<<<<

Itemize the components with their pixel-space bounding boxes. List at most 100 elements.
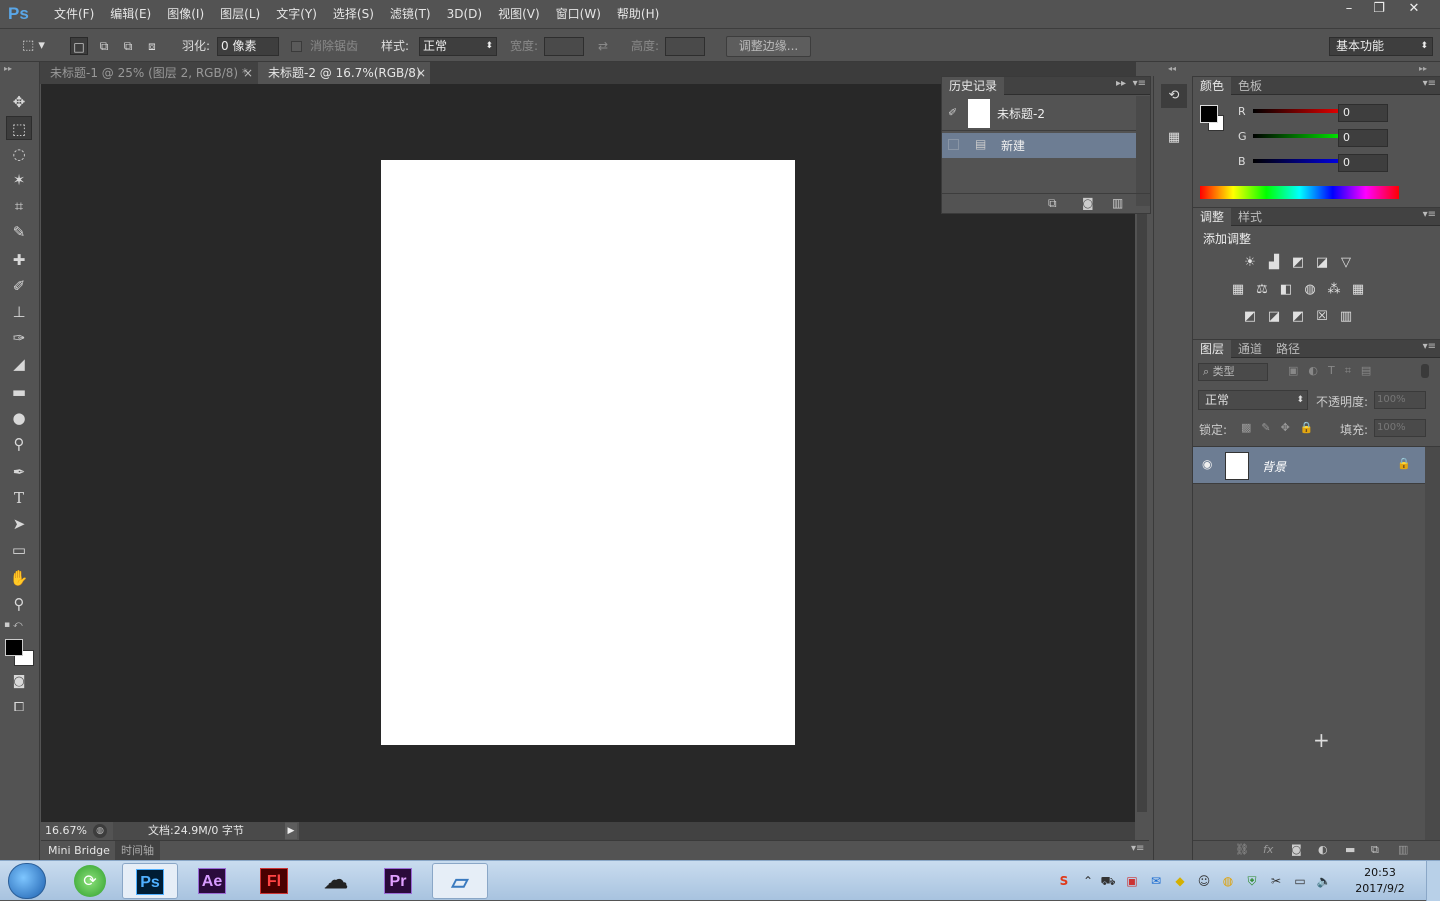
menu-help[interactable]: 帮助(H) <box>609 0 667 28</box>
width-input[interactable] <box>544 37 584 56</box>
zoom-tool-icon[interactable]: ⚲ <box>6 592 32 616</box>
network-icon[interactable]: ▭ <box>1292 873 1308 889</box>
foreground-color-swatch[interactable] <box>1200 105 1218 123</box>
brightness-icon[interactable]: ☀ <box>1241 255 1259 271</box>
history-brush-tool-icon[interactable]: ✑ <box>6 326 32 350</box>
tab-mini-bridge[interactable]: Mini Bridge <box>41 841 117 860</box>
ime-icon[interactable]: S <box>1056 873 1072 889</box>
tray-tool-icon[interactable]: ✂ <box>1268 873 1284 889</box>
invert-icon[interactable]: ◩ <box>1241 309 1259 325</box>
color-spectrum-ramp[interactable] <box>1200 186 1399 199</box>
dodge-tool-icon[interactable]: ⚲ <box>6 432 32 456</box>
g-input[interactable]: 0 <box>1338 129 1388 147</box>
panel-menu-icon[interactable]: ▾≡ <box>1423 78 1436 89</box>
menu-image[interactable]: 图像(I) <box>159 0 212 28</box>
pen-tool-icon[interactable]: ✒ <box>6 460 32 484</box>
fx-icon[interactable]: fx <box>1263 843 1273 856</box>
volume-icon[interactable]: 🔈 <box>1316 873 1332 889</box>
history-state-row[interactable]: ▤ 新建 <box>942 133 1136 158</box>
channel-mixer-icon[interactable]: ⁂ <box>1325 282 1343 298</box>
tab-adjustments[interactable]: 调整 <box>1193 208 1232 226</box>
taskbar-app-paint-icon[interactable]: ▱ <box>432 863 488 899</box>
refine-edge-button[interactable]: 调整边缘... <box>726 36 811 57</box>
restore-button[interactable]: ❐ <box>1362 0 1396 20</box>
tab-channels[interactable]: 通道 <box>1231 340 1269 358</box>
crop-tool-icon[interactable]: ⌗ <box>6 194 32 218</box>
new-adjustment-layer-icon[interactable]: ◐ <box>1318 843 1328 856</box>
exposure-icon[interactable]: ◪ <box>1313 255 1331 271</box>
clone-stamp-tool-icon[interactable]: ⊥ <box>6 300 32 324</box>
minimize-button[interactable]: – <box>1332 0 1366 20</box>
lock-icons[interactable]: ▩✎✥🔒 <box>1241 421 1324 434</box>
eraser-tool-icon[interactable]: ◢ <box>6 352 32 376</box>
gradient-map-icon[interactable]: ▥ <box>1337 309 1355 325</box>
healing-brush-tool-icon[interactable]: ✚ <box>6 248 32 272</box>
close-tab-icon[interactable]: × <box>416 62 426 84</box>
menu-layer[interactable]: 图层(L) <box>212 0 268 28</box>
link-layers-icon[interactable]: ⛓ <box>1235 843 1249 856</box>
layer-name[interactable]: 背景 <box>1262 458 1286 475</box>
tray-mail-icon[interactable]: ✉ <box>1148 873 1164 889</box>
new-group-icon[interactable]: ▬ <box>1345 843 1355 856</box>
browser-app-icon[interactable]: ⟳ <box>74 865 106 897</box>
tab-history[interactable]: 历史记录 <box>942 77 1005 95</box>
history-brush-icon[interactable]: ✐ <box>948 106 957 119</box>
path-select-tool-icon[interactable]: ➤ <box>6 512 32 536</box>
blur-tool-icon[interactable]: ● <box>6 406 32 430</box>
trash-icon[interactable]: ▥ <box>1398 843 1408 856</box>
rectangle-tool-icon[interactable]: ▭ <box>6 538 32 562</box>
visibility-eye-icon[interactable]: ◉ <box>1202 457 1212 471</box>
collapse-icon[interactable]: ▸▸ <box>4 64 12 73</box>
history-source-checkbox[interactable] <box>948 139 959 150</box>
photo-filter-icon[interactable]: ◍ <box>1301 282 1319 298</box>
menu-view[interactable]: 视图(V) <box>490 0 548 28</box>
r-input[interactable]: 0 <box>1338 104 1388 122</box>
tray-qq-icon[interactable]: ☺ <box>1196 873 1212 889</box>
tab-color[interactable]: 颜色 <box>1193 77 1232 95</box>
close-button[interactable]: ✕ <box>1394 0 1434 20</box>
taskbar-app-fl[interactable]: Fl <box>246 863 302 899</box>
menu-3d[interactable]: 3D(D) <box>439 0 490 28</box>
panel-menu-icon[interactable]: ▾≡ <box>1423 209 1436 220</box>
tab-swatches[interactable]: 色板 <box>1231 77 1269 95</box>
selective-color-icon[interactable]: ☒ <box>1313 309 1331 325</box>
magic-wand-tool-icon[interactable]: ✶ <box>6 168 32 192</box>
marquee-preset-icon[interactable]: ⬚ ▾ <box>22 37 56 55</box>
zoom-level[interactable]: 16.67% <box>41 822 91 840</box>
tray-security-icon[interactable]: ⛨ <box>1244 873 1260 889</box>
layer-filter-select[interactable]: ⌕ 类型 <box>1198 363 1268 381</box>
taskbar-app-ps[interactable]: Ps <box>122 863 178 899</box>
collapse-panel-icon[interactable]: ▸▸ <box>1116 78 1126 89</box>
g-slider[interactable] <box>1253 134 1350 138</box>
menu-select[interactable]: 选择(S) <box>325 0 382 28</box>
b-input[interactable]: 0 <box>1338 154 1388 172</box>
menu-filter[interactable]: 滤镜(T) <box>382 0 439 28</box>
history-dock-icon[interactable]: ⟲ <box>1161 84 1187 108</box>
panel-menu-icon[interactable]: ▾≡ <box>1423 341 1436 352</box>
start-button-icon[interactable] <box>8 863 46 899</box>
eyedropper-tool-icon[interactable]: ✎ <box>6 220 32 244</box>
tray-expand-icon[interactable]: ⌃ <box>1080 873 1096 889</box>
marquee-tool-icon[interactable]: ⬚ <box>6 116 32 140</box>
brush-tool-icon[interactable]: ✐ <box>6 274 32 298</box>
menu-window[interactable]: 窗口(W) <box>548 0 609 28</box>
style-select[interactable]: 正常 ⬍ <box>419 37 497 56</box>
color-lookup-icon[interactable]: ▦ <box>1349 282 1367 298</box>
tab-timeline[interactable]: 时间轴 <box>115 841 160 860</box>
layer-filter-icons[interactable]: ▣◐T⌗▤ <box>1288 364 1381 378</box>
tray-shield-icon[interactable]: ◆ <box>1172 873 1188 889</box>
posterize-icon[interactable]: ◪ <box>1265 309 1283 325</box>
hand-tool-icon[interactable]: ✋ <box>6 566 32 590</box>
blend-mode-select[interactable]: 正常 ⬍ <box>1198 390 1308 410</box>
tab-document-1[interactable]: 未标题-1 @ 25% (图层 2, RGB/8) * × <box>40 62 258 84</box>
swap-icon[interactable]: ⇄ <box>598 37 608 55</box>
tray-browser-icon[interactable]: ◍ <box>1220 873 1236 889</box>
show-desktop-button[interactable] <box>1426 861 1440 901</box>
hue-saturation-icon[interactable]: ▦ <box>1229 282 1247 298</box>
b-slider[interactable] <box>1253 159 1350 163</box>
panel-menu-icon[interactable]: ▾≡ <box>1133 78 1146 89</box>
new-selection-icon[interactable]: □ <box>70 37 88 55</box>
trash-icon[interactable]: ▥ <box>1112 196 1123 210</box>
tray-app-icon[interactable]: ▣ <box>1124 873 1140 889</box>
curves-icon[interactable]: ◩ <box>1289 255 1307 271</box>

>>>>

Problem statement: Copy out every line above word for word, without the pictures.

In response:
Itemize the components with their pixel-space bounding boxes. List at most 100 elements.
menu-help[interactable]: 帮助(H) <box>609 0 667 28</box>
width-input[interactable] <box>544 37 584 56</box>
zoom-tool-icon[interactable]: ⚲ <box>6 592 32 616</box>
network-icon[interactable]: ▭ <box>1292 873 1308 889</box>
foreground-color-swatch[interactable] <box>1200 105 1218 123</box>
brightness-icon[interactable]: ☀ <box>1241 255 1259 271</box>
history-brush-tool-icon[interactable]: ✑ <box>6 326 32 350</box>
tab-mini-bridge[interactable]: Mini Bridge <box>41 841 117 860</box>
ime-icon[interactable]: S <box>1056 873 1072 889</box>
tray-tool-icon[interactable]: ✂ <box>1268 873 1284 889</box>
invert-icon[interactable]: ◩ <box>1241 309 1259 325</box>
color-spectrum-ramp[interactable] <box>1200 186 1399 199</box>
dodge-tool-icon[interactable]: ⚲ <box>6 432 32 456</box>
g-input[interactable]: 0 <box>1338 129 1388 147</box>
panel-menu-icon[interactable]: ▾≡ <box>1423 78 1436 89</box>
menu-image[interactable]: 图像(I) <box>159 0 212 28</box>
pen-tool-icon[interactable]: ✒ <box>6 460 32 484</box>
fx-icon[interactable]: fx <box>1263 843 1273 856</box>
volume-icon[interactable]: 🔈 <box>1316 873 1332 889</box>
history-state-row[interactable]: ▤ 新建 <box>942 133 1136 158</box>
channel-mixer-icon[interactable]: ⁂ <box>1325 282 1343 298</box>
tab-adjustments[interactable]: 调整 <box>1193 208 1232 226</box>
taskbar-app-paint-icon[interactable]: ▱ <box>432 863 488 899</box>
refine-edge-button[interactable]: 调整边缘... <box>726 36 811 57</box>
restore-button[interactable]: ❐ <box>1362 0 1396 20</box>
tab-channels[interactable]: 通道 <box>1231 340 1269 358</box>
crop-tool-icon[interactable]: ⌗ <box>6 194 32 218</box>
new-adjustment-layer-icon[interactable]: ◐ <box>1318 843 1328 856</box>
exposure-icon[interactable]: ◪ <box>1313 255 1331 271</box>
clone-stamp-tool-icon[interactable]: ⊥ <box>6 300 32 324</box>
minimize-button[interactable]: – <box>1332 0 1366 20</box>
lock-icons[interactable]: ▩✎✥🔒 <box>1241 421 1324 434</box>
eraser-tool-icon[interactable]: ◢ <box>6 352 32 376</box>
gradient-map-icon[interactable]: ▥ <box>1337 309 1355 325</box>
healing-brush-tool-icon[interactable]: ✚ <box>6 248 32 272</box>
close-tab-icon[interactable]: × <box>416 62 426 84</box>
menu-layer[interactable]: 图层(L) <box>212 0 268 28</box>
link-layers-icon[interactable]: ⛓ <box>1235 843 1249 856</box>
layer-name[interactable]: 背景 <box>1262 458 1286 475</box>
tray-mail-icon[interactable]: ✉ <box>1148 873 1164 889</box>
new-group-icon[interactable]: ▬ <box>1345 843 1355 856</box>
browser-app-icon[interactable]: ⟳ <box>74 865 106 897</box>
tab-history[interactable]: 历史记录 <box>942 77 1005 95</box>
history-brush-icon[interactable]: ✐ <box>948 106 957 119</box>
path-select-tool-icon[interactable]: ➤ <box>6 512 32 536</box>
blur-tool-icon[interactable]: ● <box>6 406 32 430</box>
trash-icon[interactable]: ▥ <box>1398 843 1408 856</box>
rectangle-tool-icon[interactable]: ▭ <box>6 538 32 562</box>
visibility-eye-icon[interactable]: ◉ <box>1202 457 1212 471</box>
collapse-icon[interactable]: ▸▸ <box>4 64 12 73</box>
history-source-checkbox[interactable] <box>948 139 959 150</box>
photo-filter-icon[interactable]: ◍ <box>1301 282 1319 298</box>
menu-view[interactable]: 视图(V) <box>490 0 548 28</box>
r-input[interactable]: 0 <box>1338 104 1388 122</box>
tray-qq-icon[interactable]: ☺ <box>1196 873 1212 889</box>
tab-color[interactable]: 颜色 <box>1193 77 1232 95</box>
close-button[interactable]: ✕ <box>1394 0 1434 20</box>
taskbar-app-fl[interactable]: Fl <box>246 863 302 899</box>
menu-3d[interactable]: 3D(D) <box>439 0 490 28</box>
panel-menu-icon[interactable]: ▾≡ <box>1423 209 1436 220</box>
tab-swatches[interactable]: 色板 <box>1231 77 1269 95</box>
selective-color-icon[interactable]: ☒ <box>1313 309 1331 325</box>
magic-wand-tool-icon[interactable]: ✶ <box>6 168 32 192</box>
marquee-preset-icon[interactable]: ⬚ ▾ <box>22 37 56 55</box>
zoom-level[interactable]: 16.67% <box>41 822 91 840</box>
tray-security-icon[interactable]: ⛨ <box>1244 873 1260 889</box>
layer-filter-select[interactable]: ⌕ 类型 <box>1198 363 1268 381</box>
taskbar-app-ps[interactable]: Ps <box>122 863 178 899</box>
collapse-panel-icon[interactable]: ▸▸ <box>1116 78 1126 89</box>
g-slider[interactable] <box>1253 134 1350 138</box>
menu-select[interactable]: 选择(S) <box>325 0 382 28</box>
b-input[interactable]: 0 <box>1338 154 1388 172</box>
menu-filter[interactable]: 滤镜(T) <box>382 0 439 28</box>
history-dock-icon[interactable]: ⟲ <box>1161 84 1187 108</box>
panel-menu-icon[interactable]: ▾≡ <box>1423 341 1436 352</box>
start-button-icon[interactable] <box>8 863 46 899</box>
eyedropper-tool-icon[interactable]: ✎ <box>6 220 32 244</box>
tray-expand-icon[interactable]: ⌃ <box>1080 873 1096 889</box>
marquee-tool-icon[interactable]: ⬚ <box>6 116 32 140</box>
brush-tool-icon[interactable]: ✐ <box>6 274 32 298</box>
menu-window[interactable]: 窗口(W) <box>548 0 609 28</box>
style-select[interactable]: 正常 ⬍ <box>419 37 497 56</box>
color-lookup-icon[interactable]: ▦ <box>1349 282 1367 298</box>
tab-timeline[interactable]: 时间轴 <box>115 841 160 860</box>
layer-filter-icons[interactable]: ▣◐T⌗▤ <box>1288 364 1381 378</box>
tray-shield-icon[interactable]: ◆ <box>1172 873 1188 889</box>
posterize-icon[interactable]: ◪ <box>1265 309 1283 325</box>
hand-tool-icon[interactable]: ✋ <box>6 566 32 590</box>
blend-mode-select[interactable]: 正常 ⬍ <box>1198 390 1308 410</box>
tab-document-1[interactable]: 未标题-1 @ 25% (图层 2, RGB/8) * × <box>40 62 258 84</box>
swap-icon[interactable]: ⇄ <box>598 37 608 55</box>
tray-browser-icon[interactable]: ◍ <box>1220 873 1236 889</box>
show-desktop-button[interactable] <box>1426 861 1440 901</box>
hue-saturation-icon[interactable]: ▦ <box>1229 282 1247 298</box>
b-slider[interactable] <box>1253 159 1350 163</box>
panel-menu-icon[interactable]: ▾≡ <box>1133 78 1146 89</box>
new-selection-icon[interactable]: □ <box>70 37 88 55</box>
trash-icon[interactable]: ▥ <box>1112 196 1123 210</box>
tray-app-icon[interactable]: ▣ <box>1124 873 1140 889</box>
curves-icon[interactable]: ◩ <box>1289 255 1307 271</box>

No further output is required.